- Qué hacer
Transcribe sin cambios el pasaje del texto sobre la persona altamente sensible que comienza en "En el interior" y termina en "disautonomía, depresión, etc.".

- Fragmento mostrado
---
En el interior de la persona altamente sensible, hay una guerra sin tregua: ¿Cómo relacionar pasión, creatividad y valores con un modelo donde solo importa el beneficio inmediato o la obediencia jerárquica?, ¿Cómo prosperar entre quienes trepan, mienten o callan ante la humillación para sobrevivir? La PAS no entiende el juego político. No saben fingir indiferencia ante el dolor ajeno ni obedecer órdenes que contradicen su ética. Y mientras otros ascienden adaptándose al cinismo, él o ella se queda solo, percibido como “demasiado emocional”, “demasiado ético”, “demasiado todo”.
El terrible burnout y la salud
Cuando la mente calla, el cuerpo habla. Primero son noches en vela, nudos en el estómago, taquicardias leves e incluso serias. Luego llegan el cansancio, las contracturas, la fatiga mental, los diagnósticos vagos: ansiedad, estrés, disautonomía, depresión, etc.
No es solo estrés: es incongruencia sostenida en el tiempo. Es el cuerpo diciendo “no puedo seguir en un lugar donde el alma y la autenticidad no existen”.
Cada emoción contenida se convierte en inflamación, cada injusticia tragada en dolor físico. La sensibilidad se convierte en enfermedad a veces muy grave.
Y aparece muchas veces el terrible burnout, también llamado síndrome de desgaste profesional, y no llega de un día para otro: es un desgaste progresivo del sentido, un vaciado silencioso del propósito. Entonces, llega un día que la persona se encuentra sin ilusión, sin propósito ni identidad. Se da cuenta que ya lo ha dado todo, que ya no puede más. Y lo más triste es que muchos ni siquiera se dan cuenta de todo esto: siguen cumpliendo, funcionando, pero ya no viven. Por dentro, todo se ha roto y su cuerpo empieza a pedir auxilio. Es entonces, y solo entonces cuando el cuerpo te obliga a parar, cuando llega la comprensión y el entendimiento. La PAS, agotada, enferma y desilusionada, empieza a ver con claridad: no fue su sensibilidad el problema, sino el entorno que la negó.
---
- Material proporcionado
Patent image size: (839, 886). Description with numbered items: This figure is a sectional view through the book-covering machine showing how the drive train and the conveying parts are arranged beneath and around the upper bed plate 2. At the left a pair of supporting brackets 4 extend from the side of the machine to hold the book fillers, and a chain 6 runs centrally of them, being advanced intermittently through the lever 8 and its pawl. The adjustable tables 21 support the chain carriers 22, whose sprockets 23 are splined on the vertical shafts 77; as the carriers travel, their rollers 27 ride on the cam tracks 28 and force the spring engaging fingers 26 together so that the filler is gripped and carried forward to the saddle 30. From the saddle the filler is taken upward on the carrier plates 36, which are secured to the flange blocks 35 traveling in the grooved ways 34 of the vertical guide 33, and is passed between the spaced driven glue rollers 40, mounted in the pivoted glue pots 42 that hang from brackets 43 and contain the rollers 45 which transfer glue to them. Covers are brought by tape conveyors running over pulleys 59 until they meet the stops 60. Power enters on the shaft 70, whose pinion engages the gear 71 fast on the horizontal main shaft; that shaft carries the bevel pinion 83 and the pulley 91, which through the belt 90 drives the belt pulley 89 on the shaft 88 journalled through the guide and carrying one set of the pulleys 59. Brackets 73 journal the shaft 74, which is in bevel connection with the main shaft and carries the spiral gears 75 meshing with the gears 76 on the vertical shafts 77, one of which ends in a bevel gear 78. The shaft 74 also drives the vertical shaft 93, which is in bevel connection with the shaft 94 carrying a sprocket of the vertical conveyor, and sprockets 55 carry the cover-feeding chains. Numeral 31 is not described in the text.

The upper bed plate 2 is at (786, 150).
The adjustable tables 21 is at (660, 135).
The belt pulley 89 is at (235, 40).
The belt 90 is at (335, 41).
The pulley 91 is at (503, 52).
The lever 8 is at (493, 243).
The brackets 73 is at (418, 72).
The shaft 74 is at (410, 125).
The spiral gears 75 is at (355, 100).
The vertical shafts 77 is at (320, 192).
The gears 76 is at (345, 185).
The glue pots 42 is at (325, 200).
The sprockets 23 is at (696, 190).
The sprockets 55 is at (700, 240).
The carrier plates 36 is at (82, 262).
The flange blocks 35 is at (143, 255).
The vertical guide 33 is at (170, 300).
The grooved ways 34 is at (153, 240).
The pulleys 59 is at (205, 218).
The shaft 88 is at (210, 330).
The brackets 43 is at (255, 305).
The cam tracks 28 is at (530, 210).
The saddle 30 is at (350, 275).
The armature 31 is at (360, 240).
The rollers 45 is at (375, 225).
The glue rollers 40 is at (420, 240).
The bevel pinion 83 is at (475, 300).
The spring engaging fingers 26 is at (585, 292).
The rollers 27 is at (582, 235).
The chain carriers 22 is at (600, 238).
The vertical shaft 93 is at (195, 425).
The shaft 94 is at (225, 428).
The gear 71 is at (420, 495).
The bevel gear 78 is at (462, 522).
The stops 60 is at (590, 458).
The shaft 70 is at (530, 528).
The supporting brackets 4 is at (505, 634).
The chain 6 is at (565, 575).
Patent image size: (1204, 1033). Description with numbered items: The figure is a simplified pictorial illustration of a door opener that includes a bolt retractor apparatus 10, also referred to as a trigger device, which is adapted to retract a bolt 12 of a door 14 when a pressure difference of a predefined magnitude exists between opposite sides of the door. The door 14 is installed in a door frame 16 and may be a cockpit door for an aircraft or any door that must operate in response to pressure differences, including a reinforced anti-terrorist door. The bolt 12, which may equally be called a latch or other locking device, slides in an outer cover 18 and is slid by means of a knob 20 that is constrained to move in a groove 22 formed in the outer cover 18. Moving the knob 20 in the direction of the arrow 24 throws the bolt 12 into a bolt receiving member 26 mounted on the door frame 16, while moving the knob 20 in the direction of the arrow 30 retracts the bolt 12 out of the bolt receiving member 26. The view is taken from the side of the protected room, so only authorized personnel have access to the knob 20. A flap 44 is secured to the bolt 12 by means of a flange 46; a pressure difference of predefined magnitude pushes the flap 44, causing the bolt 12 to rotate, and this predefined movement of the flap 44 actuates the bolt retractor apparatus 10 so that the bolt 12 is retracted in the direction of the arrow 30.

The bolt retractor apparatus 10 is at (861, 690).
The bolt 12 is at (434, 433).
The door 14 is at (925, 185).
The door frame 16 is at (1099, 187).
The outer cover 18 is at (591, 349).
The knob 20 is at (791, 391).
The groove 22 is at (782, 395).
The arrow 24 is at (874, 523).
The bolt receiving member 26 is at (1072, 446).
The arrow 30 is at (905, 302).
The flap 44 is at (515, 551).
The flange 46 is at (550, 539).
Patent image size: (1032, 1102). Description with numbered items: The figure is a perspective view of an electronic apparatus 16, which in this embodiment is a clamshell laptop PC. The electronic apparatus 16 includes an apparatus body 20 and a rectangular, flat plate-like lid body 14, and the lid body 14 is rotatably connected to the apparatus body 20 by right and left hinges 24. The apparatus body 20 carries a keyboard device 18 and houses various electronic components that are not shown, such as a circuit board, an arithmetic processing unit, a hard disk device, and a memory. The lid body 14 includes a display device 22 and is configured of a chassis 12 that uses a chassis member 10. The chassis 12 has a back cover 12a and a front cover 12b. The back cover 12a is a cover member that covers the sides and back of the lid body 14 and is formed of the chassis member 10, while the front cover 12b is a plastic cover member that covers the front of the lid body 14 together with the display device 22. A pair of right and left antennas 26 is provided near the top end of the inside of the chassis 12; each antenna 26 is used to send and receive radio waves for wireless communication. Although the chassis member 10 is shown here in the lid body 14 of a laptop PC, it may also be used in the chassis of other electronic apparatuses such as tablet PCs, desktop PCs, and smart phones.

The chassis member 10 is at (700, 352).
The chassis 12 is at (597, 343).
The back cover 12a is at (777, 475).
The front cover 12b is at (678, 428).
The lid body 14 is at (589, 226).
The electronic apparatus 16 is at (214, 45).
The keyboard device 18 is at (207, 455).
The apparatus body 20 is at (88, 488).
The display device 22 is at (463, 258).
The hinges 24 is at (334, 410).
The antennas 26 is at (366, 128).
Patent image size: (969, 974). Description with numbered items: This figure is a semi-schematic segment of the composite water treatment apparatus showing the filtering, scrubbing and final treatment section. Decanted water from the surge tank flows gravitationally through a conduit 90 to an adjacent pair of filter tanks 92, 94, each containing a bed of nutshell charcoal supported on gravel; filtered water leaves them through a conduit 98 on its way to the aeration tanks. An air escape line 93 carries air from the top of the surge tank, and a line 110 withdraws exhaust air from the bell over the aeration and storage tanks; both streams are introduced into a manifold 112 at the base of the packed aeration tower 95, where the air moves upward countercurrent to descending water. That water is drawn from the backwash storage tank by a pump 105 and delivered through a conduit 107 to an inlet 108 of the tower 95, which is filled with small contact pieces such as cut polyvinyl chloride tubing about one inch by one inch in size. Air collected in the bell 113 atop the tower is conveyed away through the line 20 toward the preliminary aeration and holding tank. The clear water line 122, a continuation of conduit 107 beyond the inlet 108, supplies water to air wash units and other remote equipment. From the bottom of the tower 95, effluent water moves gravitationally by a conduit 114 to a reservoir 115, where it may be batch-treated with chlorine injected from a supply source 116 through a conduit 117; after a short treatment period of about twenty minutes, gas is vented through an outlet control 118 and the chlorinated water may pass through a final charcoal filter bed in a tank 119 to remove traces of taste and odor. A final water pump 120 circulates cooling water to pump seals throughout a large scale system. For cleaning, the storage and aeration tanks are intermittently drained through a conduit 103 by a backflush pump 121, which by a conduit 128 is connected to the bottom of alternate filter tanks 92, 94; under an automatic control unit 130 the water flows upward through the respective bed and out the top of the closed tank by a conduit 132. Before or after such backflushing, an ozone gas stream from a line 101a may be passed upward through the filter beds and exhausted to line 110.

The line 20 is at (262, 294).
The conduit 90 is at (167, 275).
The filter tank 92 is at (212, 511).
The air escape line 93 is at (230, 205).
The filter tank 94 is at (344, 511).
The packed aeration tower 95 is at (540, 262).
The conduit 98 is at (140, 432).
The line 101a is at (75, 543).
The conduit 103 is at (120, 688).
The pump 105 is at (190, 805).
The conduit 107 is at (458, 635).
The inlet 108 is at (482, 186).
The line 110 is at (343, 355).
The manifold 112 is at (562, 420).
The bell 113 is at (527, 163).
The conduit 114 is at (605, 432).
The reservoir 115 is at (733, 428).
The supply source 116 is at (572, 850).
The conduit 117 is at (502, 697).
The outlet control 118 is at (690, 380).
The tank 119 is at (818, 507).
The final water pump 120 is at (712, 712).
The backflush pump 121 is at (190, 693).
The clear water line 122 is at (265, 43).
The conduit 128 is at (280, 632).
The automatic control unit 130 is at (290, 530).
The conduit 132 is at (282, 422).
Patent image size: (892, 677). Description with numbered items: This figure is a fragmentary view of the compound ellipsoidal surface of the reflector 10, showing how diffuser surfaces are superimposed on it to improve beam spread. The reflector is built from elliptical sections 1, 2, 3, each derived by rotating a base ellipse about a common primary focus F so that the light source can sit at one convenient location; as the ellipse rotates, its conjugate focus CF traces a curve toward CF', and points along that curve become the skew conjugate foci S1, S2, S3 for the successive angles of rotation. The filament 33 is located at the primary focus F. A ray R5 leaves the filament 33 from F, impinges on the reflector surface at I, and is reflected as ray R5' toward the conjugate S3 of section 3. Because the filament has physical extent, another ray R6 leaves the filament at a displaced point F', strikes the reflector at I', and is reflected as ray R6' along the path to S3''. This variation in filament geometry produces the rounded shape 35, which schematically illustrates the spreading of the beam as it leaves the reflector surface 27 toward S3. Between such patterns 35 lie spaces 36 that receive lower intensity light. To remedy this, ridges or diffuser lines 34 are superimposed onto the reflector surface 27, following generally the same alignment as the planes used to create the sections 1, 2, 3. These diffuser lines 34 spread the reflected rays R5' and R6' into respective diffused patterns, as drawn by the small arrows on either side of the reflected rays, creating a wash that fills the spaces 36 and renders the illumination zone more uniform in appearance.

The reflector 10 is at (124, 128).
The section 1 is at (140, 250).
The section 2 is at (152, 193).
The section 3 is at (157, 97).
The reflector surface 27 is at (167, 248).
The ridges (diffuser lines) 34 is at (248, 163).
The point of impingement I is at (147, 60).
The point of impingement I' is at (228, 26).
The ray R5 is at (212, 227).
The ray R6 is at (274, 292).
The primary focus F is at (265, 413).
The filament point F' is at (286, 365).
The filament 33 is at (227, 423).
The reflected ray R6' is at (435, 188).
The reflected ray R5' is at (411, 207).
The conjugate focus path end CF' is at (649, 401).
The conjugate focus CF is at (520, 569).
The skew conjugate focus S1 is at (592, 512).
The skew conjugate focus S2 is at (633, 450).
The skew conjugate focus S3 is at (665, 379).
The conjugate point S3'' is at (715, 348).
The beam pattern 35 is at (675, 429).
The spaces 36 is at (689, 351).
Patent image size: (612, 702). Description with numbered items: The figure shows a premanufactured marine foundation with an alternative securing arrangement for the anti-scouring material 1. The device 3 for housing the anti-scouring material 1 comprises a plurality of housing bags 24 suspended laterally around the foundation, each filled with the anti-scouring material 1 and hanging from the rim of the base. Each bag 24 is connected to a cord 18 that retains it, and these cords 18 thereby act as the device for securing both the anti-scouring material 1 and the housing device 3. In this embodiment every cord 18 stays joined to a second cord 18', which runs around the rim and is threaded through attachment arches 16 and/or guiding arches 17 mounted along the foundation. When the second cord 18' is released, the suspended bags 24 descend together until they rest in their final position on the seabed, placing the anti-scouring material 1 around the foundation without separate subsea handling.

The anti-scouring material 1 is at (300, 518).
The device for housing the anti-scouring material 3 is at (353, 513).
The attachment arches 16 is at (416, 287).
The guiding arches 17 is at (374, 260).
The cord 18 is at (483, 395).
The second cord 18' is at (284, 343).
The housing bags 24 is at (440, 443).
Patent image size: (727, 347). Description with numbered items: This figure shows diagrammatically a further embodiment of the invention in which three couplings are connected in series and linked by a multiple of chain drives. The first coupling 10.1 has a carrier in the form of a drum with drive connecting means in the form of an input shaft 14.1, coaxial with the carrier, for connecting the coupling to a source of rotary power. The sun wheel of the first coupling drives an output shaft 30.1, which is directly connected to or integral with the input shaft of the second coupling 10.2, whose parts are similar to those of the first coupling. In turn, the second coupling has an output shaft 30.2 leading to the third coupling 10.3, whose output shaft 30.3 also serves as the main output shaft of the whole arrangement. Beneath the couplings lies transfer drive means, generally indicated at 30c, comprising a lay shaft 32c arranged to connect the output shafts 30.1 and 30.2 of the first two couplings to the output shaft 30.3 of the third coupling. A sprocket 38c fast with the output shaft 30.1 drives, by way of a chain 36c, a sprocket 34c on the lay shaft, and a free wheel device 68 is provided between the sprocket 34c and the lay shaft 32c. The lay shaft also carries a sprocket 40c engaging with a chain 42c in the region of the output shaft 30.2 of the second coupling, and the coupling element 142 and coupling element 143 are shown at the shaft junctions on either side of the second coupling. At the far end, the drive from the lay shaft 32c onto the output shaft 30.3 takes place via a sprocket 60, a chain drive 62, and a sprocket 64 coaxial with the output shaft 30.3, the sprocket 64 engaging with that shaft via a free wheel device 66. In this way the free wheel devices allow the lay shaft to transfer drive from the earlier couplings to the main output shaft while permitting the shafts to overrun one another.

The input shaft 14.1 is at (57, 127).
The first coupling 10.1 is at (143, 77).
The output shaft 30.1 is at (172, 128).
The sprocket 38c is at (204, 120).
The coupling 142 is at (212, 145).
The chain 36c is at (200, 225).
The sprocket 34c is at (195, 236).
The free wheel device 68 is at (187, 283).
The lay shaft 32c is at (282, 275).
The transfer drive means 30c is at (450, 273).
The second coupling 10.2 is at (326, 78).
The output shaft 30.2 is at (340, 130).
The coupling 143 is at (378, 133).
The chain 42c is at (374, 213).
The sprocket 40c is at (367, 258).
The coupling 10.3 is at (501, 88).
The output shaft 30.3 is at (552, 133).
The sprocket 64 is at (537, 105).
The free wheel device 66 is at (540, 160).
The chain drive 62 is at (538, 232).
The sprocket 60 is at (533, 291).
---
- La respuesta
En el interior de la persona altamente sensible, hay una guerra sin tregua: ¿Cómo relacionar pasión, creatividad y valores con un modelo donde solo importa el beneficio inmediato o la obediencia jerárquica?, ¿Cómo prosperar entre quienes trepan, mienten o callan ante la humillación para sobrevivir? La PAS no entiende el juego político. No saben fingir indiferencia ante el dolor ajeno ni obedecer órdenes que contradicen su ética. Y mientras otros ascienden adaptándose al cinismo, él o ella se queda solo, percibido como “demasiado emocional”, “demasiado ético”, “demasiado todo”.
El terrible burnout y la salud
Cuando la mente calla, el cuerpo habla. Primero son noches en vela, nudos en el estómago, taquicardias leves e incluso serias. Luego llegan el cansancio, las contracturas, la fatiga mental, los diagnósticos vagos: ansiedad, estrés, disautonomía, depresión, etc.